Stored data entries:
● ● ● ● ●
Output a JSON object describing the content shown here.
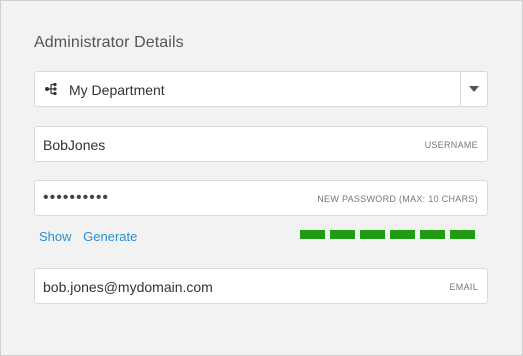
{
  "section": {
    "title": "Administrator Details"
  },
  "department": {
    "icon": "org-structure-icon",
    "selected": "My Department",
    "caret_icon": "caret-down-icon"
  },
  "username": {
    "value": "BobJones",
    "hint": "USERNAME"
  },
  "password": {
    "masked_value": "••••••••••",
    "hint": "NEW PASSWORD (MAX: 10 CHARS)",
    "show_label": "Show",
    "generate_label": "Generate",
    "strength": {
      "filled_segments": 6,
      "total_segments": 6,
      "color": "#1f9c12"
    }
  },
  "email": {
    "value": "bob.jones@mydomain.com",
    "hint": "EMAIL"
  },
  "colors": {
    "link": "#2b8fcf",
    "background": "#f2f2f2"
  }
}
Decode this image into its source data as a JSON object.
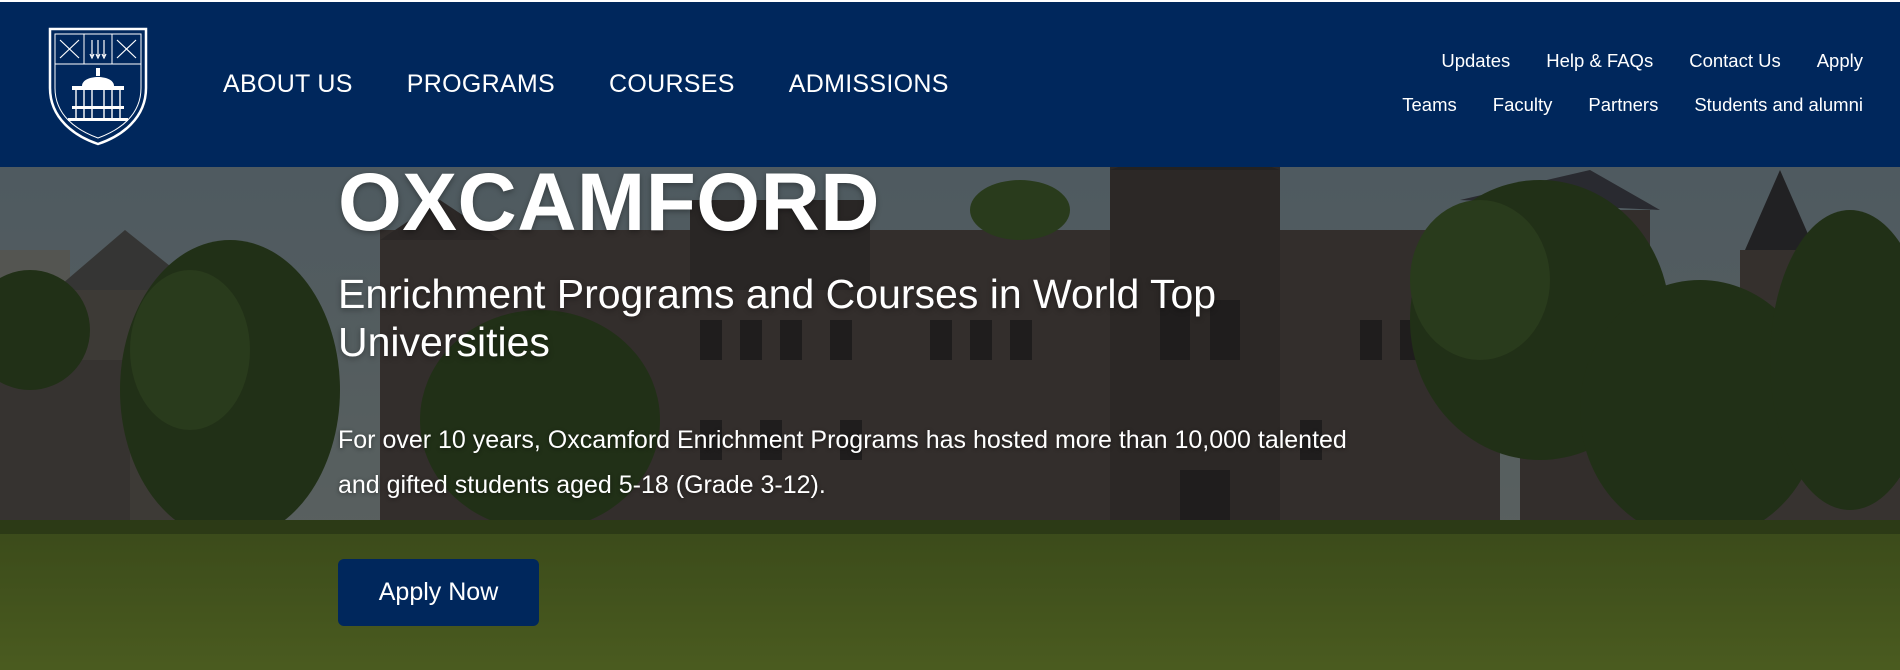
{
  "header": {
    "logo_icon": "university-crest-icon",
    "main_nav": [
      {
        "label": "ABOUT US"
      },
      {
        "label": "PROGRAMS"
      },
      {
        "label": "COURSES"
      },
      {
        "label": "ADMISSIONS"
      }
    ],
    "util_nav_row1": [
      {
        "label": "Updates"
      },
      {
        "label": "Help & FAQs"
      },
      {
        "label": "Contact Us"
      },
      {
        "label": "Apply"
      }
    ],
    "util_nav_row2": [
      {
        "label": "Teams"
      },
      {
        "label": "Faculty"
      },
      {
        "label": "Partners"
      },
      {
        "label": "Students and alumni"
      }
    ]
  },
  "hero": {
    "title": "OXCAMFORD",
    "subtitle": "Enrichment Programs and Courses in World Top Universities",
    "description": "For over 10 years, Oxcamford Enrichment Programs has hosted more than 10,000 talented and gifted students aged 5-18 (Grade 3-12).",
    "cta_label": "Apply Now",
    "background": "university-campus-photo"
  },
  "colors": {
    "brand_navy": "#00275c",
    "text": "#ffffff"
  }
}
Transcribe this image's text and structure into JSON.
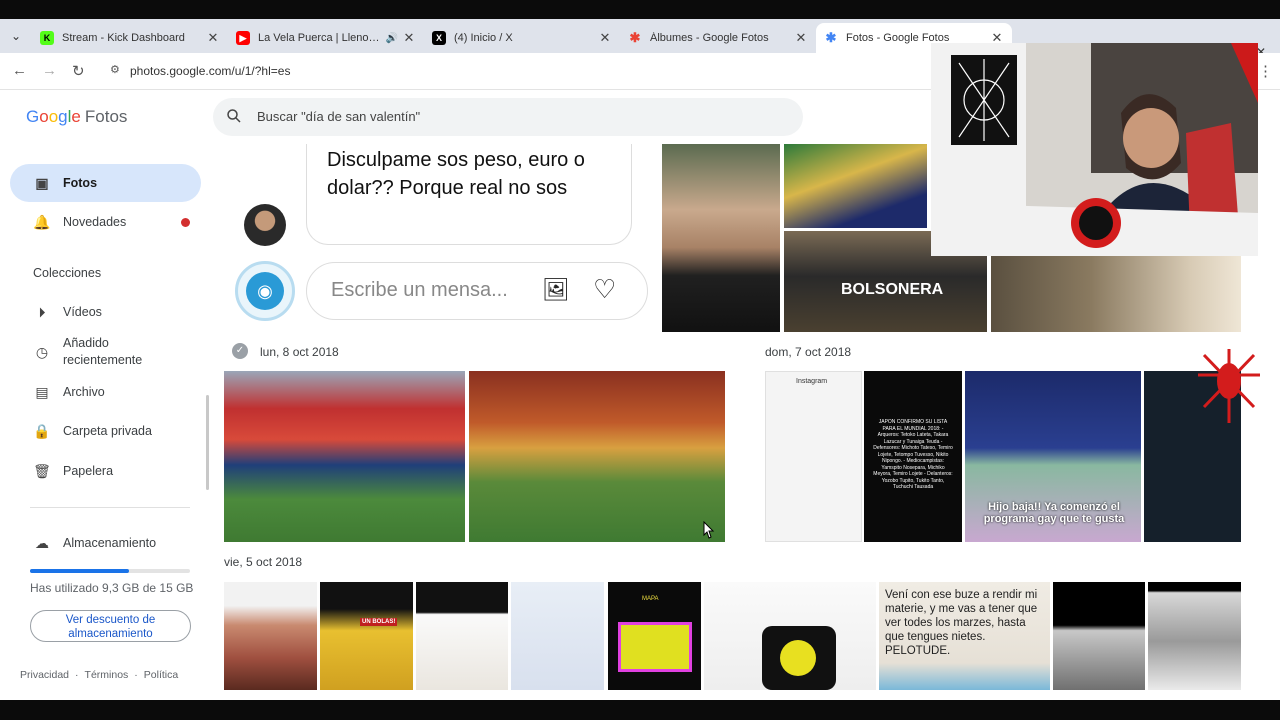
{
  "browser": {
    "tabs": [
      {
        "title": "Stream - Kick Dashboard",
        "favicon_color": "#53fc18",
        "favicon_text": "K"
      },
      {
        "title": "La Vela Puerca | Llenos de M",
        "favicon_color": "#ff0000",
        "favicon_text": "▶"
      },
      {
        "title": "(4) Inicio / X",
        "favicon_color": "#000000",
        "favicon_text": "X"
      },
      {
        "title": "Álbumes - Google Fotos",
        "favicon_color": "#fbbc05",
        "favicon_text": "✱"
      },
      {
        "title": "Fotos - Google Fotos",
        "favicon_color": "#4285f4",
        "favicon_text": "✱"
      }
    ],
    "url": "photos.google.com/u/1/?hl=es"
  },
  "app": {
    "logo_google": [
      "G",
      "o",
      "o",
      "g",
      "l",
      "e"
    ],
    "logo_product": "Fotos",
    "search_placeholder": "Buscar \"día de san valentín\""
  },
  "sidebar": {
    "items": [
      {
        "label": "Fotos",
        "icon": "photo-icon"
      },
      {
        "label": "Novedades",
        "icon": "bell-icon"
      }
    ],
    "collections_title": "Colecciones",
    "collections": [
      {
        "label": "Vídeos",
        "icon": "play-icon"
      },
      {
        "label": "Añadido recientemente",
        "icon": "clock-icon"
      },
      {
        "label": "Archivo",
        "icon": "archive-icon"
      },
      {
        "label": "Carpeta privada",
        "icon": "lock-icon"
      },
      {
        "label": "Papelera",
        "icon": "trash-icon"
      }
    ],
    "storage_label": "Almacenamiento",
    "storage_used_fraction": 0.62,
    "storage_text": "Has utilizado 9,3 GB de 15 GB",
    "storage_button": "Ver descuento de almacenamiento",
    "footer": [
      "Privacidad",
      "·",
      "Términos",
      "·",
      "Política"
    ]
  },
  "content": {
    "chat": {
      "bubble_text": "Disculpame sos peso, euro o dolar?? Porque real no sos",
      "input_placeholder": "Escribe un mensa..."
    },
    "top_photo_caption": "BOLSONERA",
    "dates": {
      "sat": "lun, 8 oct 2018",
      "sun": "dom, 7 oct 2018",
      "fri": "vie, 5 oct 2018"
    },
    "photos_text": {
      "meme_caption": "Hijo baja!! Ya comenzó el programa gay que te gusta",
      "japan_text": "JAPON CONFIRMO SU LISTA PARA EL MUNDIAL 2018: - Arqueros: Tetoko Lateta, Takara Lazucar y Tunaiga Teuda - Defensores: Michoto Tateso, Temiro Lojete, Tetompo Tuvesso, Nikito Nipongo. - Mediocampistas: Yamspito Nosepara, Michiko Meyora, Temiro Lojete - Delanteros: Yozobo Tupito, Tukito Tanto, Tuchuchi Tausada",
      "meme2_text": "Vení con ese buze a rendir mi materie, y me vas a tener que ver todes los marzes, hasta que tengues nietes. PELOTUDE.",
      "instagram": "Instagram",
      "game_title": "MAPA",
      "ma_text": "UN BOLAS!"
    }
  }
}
● ● ● ● ●
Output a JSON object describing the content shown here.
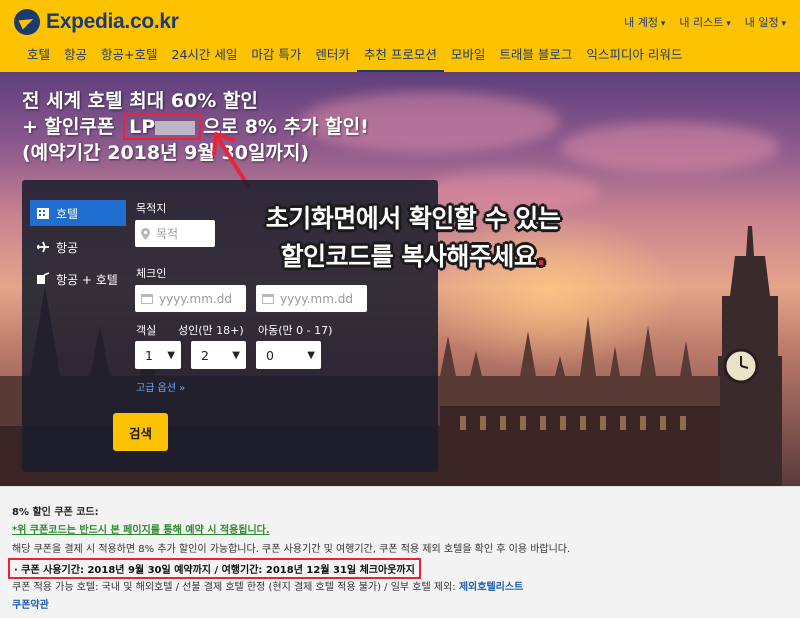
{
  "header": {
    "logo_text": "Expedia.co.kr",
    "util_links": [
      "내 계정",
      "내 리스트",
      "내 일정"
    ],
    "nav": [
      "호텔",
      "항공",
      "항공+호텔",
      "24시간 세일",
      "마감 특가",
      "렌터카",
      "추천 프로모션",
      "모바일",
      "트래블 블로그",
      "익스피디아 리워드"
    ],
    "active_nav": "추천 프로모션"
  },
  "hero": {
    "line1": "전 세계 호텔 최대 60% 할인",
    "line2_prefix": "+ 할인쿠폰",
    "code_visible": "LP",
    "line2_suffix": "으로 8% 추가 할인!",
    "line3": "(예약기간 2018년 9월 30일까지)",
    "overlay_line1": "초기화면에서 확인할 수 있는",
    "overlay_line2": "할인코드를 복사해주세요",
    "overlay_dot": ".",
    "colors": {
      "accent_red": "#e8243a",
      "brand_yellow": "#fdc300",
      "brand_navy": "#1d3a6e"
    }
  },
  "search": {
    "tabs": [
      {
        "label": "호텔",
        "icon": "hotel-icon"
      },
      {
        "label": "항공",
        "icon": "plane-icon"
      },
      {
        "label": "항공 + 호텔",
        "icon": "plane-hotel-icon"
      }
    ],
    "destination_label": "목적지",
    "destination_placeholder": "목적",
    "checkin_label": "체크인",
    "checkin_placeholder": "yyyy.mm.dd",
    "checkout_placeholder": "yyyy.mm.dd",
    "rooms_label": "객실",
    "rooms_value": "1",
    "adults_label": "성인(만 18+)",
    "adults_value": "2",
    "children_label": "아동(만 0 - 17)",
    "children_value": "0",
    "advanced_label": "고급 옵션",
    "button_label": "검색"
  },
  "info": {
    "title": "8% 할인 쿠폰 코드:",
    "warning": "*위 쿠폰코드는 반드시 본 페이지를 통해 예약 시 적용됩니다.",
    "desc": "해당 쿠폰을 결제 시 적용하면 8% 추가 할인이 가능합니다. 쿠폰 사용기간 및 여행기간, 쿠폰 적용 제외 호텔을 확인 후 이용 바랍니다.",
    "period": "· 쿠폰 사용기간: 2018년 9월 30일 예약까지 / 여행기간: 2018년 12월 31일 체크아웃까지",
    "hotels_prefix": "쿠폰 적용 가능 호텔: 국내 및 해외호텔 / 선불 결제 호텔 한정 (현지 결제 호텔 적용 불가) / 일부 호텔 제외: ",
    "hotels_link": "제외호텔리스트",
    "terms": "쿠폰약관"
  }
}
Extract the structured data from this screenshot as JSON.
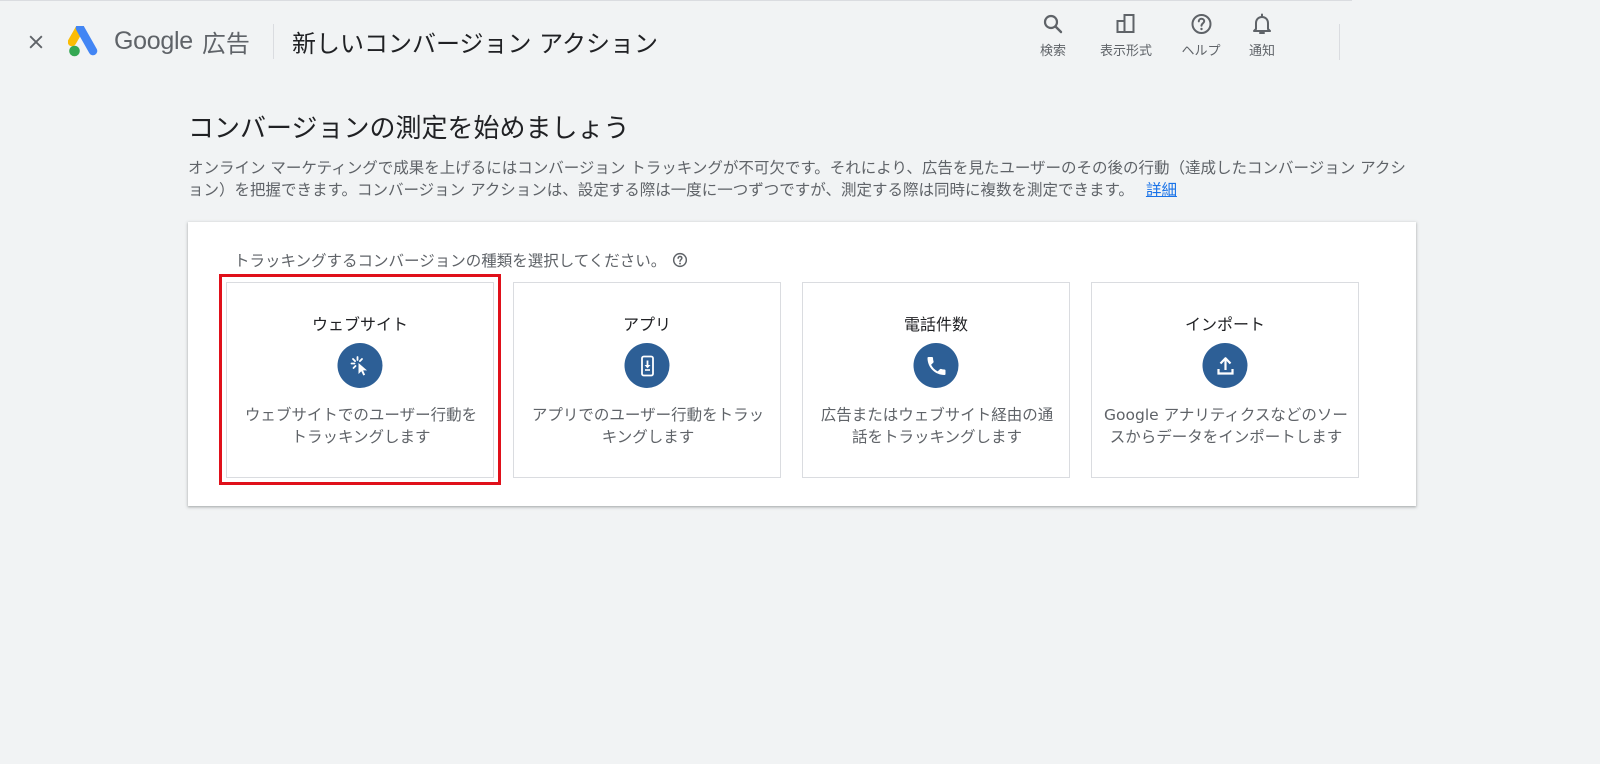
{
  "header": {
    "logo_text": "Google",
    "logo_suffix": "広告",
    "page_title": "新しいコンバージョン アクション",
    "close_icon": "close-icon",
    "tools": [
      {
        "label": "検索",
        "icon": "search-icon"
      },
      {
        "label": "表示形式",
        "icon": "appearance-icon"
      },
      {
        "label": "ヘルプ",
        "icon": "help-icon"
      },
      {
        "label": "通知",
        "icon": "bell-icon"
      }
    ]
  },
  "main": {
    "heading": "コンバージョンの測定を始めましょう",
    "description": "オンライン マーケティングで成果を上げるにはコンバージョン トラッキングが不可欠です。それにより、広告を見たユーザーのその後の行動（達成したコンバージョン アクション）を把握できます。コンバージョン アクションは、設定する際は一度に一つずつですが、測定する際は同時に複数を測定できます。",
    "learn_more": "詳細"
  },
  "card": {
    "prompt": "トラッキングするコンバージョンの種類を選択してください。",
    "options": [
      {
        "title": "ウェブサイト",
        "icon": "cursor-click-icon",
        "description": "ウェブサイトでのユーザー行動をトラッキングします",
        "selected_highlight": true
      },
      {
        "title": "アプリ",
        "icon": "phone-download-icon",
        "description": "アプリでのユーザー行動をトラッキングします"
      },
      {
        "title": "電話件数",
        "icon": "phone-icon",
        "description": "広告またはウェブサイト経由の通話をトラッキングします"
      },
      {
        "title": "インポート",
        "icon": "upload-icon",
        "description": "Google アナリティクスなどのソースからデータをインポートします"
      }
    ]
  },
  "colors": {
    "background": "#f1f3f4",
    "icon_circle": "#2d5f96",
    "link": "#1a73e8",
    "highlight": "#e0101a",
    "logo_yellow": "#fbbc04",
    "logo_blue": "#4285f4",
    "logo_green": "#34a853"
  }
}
● ● ● ● ●
**The problem**
Show each line of the listing that holds the string "hint".

**Solved exercise**
    "hint": "USERNAME"
    "hint": "NEW PASSWORD (MAX: 10 CHARS)",
    "hint": "EMAIL"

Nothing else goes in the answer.